• _GIVEN EXERCISE_
Where a line of the material contains the string "status", copy that line.

• _RECORDS TO USE_
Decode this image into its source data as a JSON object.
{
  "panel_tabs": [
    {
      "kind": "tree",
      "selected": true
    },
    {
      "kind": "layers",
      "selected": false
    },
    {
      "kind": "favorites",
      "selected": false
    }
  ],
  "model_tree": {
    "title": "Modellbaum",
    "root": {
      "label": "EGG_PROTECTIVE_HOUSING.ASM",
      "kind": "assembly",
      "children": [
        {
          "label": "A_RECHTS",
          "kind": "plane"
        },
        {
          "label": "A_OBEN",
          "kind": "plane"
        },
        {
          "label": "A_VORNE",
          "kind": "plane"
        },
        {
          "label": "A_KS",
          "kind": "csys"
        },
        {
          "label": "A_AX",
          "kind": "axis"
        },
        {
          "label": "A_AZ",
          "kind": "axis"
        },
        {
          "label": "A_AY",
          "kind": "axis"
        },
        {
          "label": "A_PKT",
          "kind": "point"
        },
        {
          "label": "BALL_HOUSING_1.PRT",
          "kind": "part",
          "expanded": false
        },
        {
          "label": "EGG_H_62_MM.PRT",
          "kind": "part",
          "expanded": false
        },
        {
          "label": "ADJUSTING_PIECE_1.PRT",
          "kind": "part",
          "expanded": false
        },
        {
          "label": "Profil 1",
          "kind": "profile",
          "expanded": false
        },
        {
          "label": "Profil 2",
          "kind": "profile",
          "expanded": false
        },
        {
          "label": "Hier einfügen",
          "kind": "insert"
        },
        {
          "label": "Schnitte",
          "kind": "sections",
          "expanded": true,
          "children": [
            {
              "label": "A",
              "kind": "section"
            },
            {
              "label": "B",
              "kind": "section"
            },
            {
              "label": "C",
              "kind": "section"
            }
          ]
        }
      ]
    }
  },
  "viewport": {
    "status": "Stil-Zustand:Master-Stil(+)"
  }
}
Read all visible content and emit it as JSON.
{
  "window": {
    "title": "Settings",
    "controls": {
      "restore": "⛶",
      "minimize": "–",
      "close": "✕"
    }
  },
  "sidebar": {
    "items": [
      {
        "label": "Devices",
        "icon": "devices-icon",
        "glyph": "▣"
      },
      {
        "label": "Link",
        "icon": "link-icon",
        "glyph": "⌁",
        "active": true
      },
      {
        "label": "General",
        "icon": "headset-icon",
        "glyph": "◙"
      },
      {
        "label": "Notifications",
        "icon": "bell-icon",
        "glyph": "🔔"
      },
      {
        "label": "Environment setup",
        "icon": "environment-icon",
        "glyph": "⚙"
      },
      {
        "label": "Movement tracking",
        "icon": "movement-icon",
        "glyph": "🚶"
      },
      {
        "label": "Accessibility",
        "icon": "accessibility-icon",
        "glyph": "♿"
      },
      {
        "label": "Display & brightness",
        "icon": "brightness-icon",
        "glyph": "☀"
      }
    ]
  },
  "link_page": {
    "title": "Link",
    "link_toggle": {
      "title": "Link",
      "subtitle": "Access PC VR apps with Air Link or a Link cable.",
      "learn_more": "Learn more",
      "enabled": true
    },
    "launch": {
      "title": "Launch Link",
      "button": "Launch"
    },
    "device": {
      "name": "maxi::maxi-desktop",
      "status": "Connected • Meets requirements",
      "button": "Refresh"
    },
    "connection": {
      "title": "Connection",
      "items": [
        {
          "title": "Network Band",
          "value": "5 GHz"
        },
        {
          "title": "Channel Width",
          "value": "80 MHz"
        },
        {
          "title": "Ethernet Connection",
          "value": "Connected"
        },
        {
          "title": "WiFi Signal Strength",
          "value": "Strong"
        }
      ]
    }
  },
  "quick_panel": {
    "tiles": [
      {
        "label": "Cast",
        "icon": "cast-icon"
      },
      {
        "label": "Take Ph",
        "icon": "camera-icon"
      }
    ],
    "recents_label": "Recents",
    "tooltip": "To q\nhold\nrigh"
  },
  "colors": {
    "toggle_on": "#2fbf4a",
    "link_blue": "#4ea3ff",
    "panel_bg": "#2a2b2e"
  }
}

• _SOLVED PROBLEM_
    "status": "Stil-Zustand:Master-Stil(+)"
      "status": "Connected • Meets requirements",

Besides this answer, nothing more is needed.